● **THE PROBLEM**:
Print out every line, exactly as written.

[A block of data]
- - - - -

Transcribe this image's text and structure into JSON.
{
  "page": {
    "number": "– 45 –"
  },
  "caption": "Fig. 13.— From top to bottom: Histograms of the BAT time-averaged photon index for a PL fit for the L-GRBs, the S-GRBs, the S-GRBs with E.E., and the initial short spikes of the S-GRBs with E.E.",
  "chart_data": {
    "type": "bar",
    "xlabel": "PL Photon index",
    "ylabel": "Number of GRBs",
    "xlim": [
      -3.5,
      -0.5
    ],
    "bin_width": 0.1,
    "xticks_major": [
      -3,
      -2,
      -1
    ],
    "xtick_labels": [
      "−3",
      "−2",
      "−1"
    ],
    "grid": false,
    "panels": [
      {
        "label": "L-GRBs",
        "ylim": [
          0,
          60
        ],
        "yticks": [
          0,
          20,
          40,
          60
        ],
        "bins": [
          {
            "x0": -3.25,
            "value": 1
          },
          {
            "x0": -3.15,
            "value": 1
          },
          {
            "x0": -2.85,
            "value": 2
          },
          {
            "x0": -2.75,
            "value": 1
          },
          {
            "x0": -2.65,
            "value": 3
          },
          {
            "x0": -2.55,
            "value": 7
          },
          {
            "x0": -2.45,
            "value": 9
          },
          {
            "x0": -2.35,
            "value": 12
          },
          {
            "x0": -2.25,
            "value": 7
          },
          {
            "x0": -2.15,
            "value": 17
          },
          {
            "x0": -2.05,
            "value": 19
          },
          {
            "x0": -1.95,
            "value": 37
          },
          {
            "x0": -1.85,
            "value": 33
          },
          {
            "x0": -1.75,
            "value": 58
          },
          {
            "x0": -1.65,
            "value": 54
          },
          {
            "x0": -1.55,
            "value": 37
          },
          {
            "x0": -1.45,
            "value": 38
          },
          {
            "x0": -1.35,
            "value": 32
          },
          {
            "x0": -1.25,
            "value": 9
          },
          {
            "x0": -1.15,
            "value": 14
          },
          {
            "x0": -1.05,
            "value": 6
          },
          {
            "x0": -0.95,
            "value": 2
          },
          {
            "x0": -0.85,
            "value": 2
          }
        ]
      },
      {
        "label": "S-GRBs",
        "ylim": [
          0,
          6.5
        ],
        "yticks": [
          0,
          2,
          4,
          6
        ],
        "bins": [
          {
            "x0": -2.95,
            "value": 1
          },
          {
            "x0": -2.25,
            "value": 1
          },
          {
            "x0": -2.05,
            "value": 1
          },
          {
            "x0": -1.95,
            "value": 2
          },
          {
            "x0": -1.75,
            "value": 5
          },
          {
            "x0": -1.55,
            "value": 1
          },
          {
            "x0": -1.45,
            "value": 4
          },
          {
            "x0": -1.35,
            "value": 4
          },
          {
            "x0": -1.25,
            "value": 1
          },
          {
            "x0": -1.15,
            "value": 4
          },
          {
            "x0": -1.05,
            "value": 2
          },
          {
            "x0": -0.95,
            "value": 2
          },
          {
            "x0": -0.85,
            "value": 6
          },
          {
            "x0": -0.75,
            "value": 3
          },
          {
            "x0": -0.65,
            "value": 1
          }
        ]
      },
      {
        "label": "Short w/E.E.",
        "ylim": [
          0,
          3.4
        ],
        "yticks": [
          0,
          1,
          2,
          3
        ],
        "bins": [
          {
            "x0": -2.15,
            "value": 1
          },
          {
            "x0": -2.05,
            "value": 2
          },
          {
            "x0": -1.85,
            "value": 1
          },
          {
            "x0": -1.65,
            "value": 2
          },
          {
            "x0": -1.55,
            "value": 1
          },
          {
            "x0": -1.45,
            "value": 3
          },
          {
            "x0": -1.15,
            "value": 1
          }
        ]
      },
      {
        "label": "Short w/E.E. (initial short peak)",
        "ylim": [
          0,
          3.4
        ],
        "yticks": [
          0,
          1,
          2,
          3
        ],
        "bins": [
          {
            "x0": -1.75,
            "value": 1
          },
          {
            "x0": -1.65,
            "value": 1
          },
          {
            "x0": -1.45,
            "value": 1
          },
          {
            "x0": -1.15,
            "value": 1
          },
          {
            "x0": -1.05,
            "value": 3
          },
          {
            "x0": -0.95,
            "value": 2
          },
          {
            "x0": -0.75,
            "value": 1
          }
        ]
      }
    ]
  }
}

- - - - -

● **REPLY**:
Transcribe this image's text and structure into JSON.
{
  "page": {
    "number": "– 45 –"
  },
  "caption": "Fig. 13.— From top to bottom: Histograms of the BAT time-averaged photon index for a PL fit for the L-GRBs, the S-GRBs, the S-GRBs with E.E., and the initial short spikes of the S-GRBs with E.E.",
  "chart_data": {
    "type": "bar",
    "xlabel": "PL Photon index",
    "ylabel": "Number of GRBs",
    "xlim": [
      -3.5,
      -0.5
    ],
    "bin_width": 0.1,
    "xticks_major": [
      -3,
      -2,
      -1
    ],
    "xtick_labels": [
      "−3",
      "−2",
      "−1"
    ],
    "grid": false,
    "panels": [
      {
        "label": "L-GRBs",
        "ylim": [
          0,
          60
        ],
        "yticks": [
          0,
          20,
          40,
          60
        ],
        "bins": [
          {
            "x0": -3.25,
            "value": 1
          },
          {
            "x0": -3.15,
            "value": 1
          },
          {
            "x0": -2.85,
            "value": 2
          },
          {
            "x0": -2.75,
            "value": 1
          },
          {
            "x0": -2.65,
            "value": 3
          },
          {
            "x0": -2.55,
            "value": 7
          },
          {
            "x0": -2.45,
            "value": 9
          },
          {
            "x0": -2.35,
            "value": 12
          },
          {
            "x0": -2.25,
            "value": 7
          },
          {
            "x0": -2.15,
            "value": 17
          },
          {
            "x0": -2.05,
            "value": 19
          },
          {
            "x0": -1.95,
            "value": 37
          },
          {
            "x0": -1.85,
            "value": 33
          },
          {
            "x0": -1.75,
            "value": 58
          },
          {
            "x0": -1.65,
            "value": 54
          },
          {
            "x0": -1.55,
            "value": 37
          },
          {
            "x0": -1.45,
            "value": 38
          },
          {
            "x0": -1.35,
            "value": 32
          },
          {
            "x0": -1.25,
            "value": 9
          },
          {
            "x0": -1.15,
            "value": 14
          },
          {
            "x0": -1.05,
            "value": 6
          },
          {
            "x0": -0.95,
            "value": 2
          },
          {
            "x0": -0.85,
            "value": 2
          }
        ]
      },
      {
        "label": "S-GRBs",
        "ylim": [
          0,
          6.5
        ],
        "yticks": [
          0,
          2,
          4,
          6
        ],
        "bins": [
          {
            "x0": -2.95,
            "value": 1
          },
          {
            "x0": -2.25,
            "value": 1
          },
          {
            "x0": -2.05,
            "value": 1
          },
          {
            "x0": -1.95,
            "value": 2
          },
          {
            "x0": -1.75,
            "value": 5
          },
          {
            "x0": -1.55,
            "value": 1
          },
          {
            "x0": -1.45,
            "value": 4
          },
          {
            "x0": -1.35,
            "value": 4
          },
          {
            "x0": -1.25,
            "value": 1
          },
          {
            "x0": -1.15,
            "value": 4
          },
          {
            "x0": -1.05,
            "value": 2
          },
          {
            "x0": -0.95,
            "value": 2
          },
          {
            "x0": -0.85,
            "value": 6
          },
          {
            "x0": -0.75,
            "value": 3
          },
          {
            "x0": -0.65,
            "value": 1
          }
        ]
      },
      {
        "label": "Short w/E.E.",
        "ylim": [
          0,
          3.4
        ],
        "yticks": [
          0,
          1,
          2,
          3
        ],
        "bins": [
          {
            "x0": -2.15,
            "value": 1
          },
          {
            "x0": -2.05,
            "value": 2
          },
          {
            "x0": -1.85,
            "value": 1
          },
          {
            "x0": -1.65,
            "value": 2
          },
          {
            "x0": -1.55,
            "value": 1
          },
          {
            "x0": -1.45,
            "value": 3
          },
          {
            "x0": -1.15,
            "value": 1
          }
        ]
      },
      {
        "label": "Short w/E.E. (initial short peak)",
        "ylim": [
          0,
          3.4
        ],
        "yticks": [
          0,
          1,
          2,
          3
        ],
        "bins": [
          {
            "x0": -1.75,
            "value": 1
          },
          {
            "x0": -1.65,
            "value": 1
          },
          {
            "x0": -1.45,
            "value": 1
          },
          {
            "x0": -1.15,
            "value": 1
          },
          {
            "x0": -1.05,
            "value": 3
          },
          {
            "x0": -0.95,
            "value": 2
          },
          {
            "x0": -0.75,
            "value": 1
          }
        ]
      }
    ]
  }
}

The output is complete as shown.